── DOCUMENT PASSAGE ──

For the first time in nearly two years, Everett students can go to school without masks. The decision was the result of a 5-2 vote by the School Committee to discontinue the district’s mask mandate.
During the February 28 meeting, School Committee Member-at-Large Samantha Lambert originally suggested that the mandate remain in effect until March 14. “Everett is still not out of the woods; a number of people have traveled,” she said.
Lambert reminded her colleagues that following Winter Break the number of COVID-19 cases jumped to 582 for Everett residents in the 0-19 age bracket. She also said there is a five-day waiting period to determine if someone has tested positive or negative for the virus.
Superintendent of Schools Priya Tahiliani agreed with Lambert’s proposal to keep the mandate in place until March 14. “I think that’s a prudent plan as of now,” she said, adding that the School Committee was not under any time constraints. “There are no deadlines in play.”

───
── RAW DATA ──

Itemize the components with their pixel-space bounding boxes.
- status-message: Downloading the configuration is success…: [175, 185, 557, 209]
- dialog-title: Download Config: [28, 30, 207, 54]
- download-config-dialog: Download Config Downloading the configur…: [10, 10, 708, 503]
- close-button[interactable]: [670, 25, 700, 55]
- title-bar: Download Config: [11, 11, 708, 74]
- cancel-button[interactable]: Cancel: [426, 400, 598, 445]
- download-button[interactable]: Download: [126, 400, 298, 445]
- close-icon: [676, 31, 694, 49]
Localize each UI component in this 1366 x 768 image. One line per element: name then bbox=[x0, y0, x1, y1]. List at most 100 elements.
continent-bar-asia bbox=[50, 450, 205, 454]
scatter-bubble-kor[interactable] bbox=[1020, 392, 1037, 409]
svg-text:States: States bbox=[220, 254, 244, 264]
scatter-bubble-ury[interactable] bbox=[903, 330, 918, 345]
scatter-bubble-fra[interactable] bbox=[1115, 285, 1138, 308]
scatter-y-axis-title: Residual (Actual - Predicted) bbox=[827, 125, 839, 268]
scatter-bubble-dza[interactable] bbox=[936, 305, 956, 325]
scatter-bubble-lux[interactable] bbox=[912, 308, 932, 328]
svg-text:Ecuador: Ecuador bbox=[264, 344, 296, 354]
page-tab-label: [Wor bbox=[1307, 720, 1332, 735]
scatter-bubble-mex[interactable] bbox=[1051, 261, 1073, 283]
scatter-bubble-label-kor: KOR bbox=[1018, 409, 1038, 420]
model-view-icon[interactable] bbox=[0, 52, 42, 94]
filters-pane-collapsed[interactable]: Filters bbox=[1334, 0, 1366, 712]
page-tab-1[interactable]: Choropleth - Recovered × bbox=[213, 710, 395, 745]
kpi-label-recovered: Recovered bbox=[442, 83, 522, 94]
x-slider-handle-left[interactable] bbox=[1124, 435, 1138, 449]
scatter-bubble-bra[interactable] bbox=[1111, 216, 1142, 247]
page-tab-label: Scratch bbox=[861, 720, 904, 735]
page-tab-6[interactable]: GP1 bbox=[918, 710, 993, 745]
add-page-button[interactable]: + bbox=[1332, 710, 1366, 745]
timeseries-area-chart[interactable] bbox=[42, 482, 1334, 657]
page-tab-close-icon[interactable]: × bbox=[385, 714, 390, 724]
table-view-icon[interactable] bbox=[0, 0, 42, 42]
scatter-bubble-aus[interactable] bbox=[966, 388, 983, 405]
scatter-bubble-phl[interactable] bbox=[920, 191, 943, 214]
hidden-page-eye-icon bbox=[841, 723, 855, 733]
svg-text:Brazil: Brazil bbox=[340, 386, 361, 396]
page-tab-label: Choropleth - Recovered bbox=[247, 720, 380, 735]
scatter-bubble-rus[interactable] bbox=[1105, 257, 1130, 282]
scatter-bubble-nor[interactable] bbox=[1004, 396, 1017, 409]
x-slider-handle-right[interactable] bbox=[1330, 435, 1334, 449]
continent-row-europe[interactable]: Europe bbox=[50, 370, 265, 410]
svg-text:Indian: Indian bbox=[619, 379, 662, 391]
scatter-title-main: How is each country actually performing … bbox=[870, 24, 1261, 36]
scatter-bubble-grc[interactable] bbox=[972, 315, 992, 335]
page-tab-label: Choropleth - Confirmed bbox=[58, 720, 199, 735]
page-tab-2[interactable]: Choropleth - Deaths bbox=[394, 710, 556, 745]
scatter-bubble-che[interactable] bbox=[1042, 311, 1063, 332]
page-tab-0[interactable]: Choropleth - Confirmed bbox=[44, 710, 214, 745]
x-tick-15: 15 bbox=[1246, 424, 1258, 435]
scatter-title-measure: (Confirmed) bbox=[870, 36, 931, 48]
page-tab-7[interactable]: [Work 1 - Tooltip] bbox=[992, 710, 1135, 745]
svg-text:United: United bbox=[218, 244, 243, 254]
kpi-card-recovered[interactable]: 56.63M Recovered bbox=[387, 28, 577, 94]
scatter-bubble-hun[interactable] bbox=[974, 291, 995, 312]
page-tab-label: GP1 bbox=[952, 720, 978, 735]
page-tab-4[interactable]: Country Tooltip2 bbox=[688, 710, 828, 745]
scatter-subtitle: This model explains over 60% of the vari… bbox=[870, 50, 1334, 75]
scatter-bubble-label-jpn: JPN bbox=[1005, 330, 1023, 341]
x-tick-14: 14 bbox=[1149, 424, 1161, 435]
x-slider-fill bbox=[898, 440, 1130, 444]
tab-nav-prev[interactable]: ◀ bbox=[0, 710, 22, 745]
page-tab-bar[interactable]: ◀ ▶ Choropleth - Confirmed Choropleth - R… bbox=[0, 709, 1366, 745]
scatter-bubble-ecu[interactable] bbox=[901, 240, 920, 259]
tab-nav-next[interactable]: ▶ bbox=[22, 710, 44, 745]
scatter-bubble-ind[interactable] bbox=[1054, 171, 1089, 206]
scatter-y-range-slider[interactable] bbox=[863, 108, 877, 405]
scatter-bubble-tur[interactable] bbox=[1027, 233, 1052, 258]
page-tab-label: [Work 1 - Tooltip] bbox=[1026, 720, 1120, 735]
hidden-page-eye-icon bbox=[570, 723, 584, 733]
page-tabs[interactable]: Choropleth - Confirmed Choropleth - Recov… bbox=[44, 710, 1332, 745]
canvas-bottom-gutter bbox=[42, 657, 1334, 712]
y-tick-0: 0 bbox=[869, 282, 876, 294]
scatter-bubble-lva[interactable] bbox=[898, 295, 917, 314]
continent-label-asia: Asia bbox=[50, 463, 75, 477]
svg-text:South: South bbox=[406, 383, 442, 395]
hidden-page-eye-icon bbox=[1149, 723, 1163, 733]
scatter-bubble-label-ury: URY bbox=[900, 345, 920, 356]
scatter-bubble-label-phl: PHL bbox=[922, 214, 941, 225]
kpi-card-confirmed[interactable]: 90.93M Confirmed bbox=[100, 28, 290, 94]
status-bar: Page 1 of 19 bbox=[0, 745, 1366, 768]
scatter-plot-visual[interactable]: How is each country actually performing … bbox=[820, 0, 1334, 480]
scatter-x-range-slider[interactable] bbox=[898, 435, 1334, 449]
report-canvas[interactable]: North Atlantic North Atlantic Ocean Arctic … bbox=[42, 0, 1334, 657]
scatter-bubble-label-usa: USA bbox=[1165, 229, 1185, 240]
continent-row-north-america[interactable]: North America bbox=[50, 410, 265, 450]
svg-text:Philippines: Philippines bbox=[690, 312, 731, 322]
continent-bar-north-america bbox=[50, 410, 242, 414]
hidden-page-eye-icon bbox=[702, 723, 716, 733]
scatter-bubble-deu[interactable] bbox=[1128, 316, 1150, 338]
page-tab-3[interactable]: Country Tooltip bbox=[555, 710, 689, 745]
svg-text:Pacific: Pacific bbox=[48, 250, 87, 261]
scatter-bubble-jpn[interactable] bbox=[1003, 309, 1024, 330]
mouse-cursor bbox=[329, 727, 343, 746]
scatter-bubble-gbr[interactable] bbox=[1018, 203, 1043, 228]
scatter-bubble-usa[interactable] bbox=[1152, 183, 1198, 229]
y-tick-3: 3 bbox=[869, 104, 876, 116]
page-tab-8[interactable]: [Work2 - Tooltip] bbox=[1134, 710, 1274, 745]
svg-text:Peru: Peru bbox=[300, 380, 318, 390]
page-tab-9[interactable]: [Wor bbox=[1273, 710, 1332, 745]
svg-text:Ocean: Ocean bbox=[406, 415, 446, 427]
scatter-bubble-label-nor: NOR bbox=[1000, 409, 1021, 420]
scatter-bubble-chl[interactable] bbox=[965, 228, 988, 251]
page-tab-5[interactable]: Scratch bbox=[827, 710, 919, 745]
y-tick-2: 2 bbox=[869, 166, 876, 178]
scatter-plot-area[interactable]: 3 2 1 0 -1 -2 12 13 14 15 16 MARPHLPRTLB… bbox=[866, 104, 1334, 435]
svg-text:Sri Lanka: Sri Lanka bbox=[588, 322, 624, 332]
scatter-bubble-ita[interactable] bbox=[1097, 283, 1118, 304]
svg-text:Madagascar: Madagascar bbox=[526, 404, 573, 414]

───

BRIEF A: In the article on Everett's school mask mandate, what was the School Committee's vote to end the mandate?
BRIEF B: Using the article on Everett's school mask mandate, say whether each statement agrees with it: (i) Lambert first proposed keeping the mandate until March 14. (ii) After Winter Break, COVID-19 cases among Everett residents aged 0-19 rose to 582. (iii) Tahiliani said the committee had a deadline to meet.

YOUR SOLUTION A: 5-2

YOUR SOLUTION B:
(i) Yes: "originally suggested that the mandate remain in effect until March 14"
(ii) Yes: "the number of COVID-19 cases jumped to 582 for Everett residents in the 0-19 age bracket"
(iii) No: "There are no deadlines in play."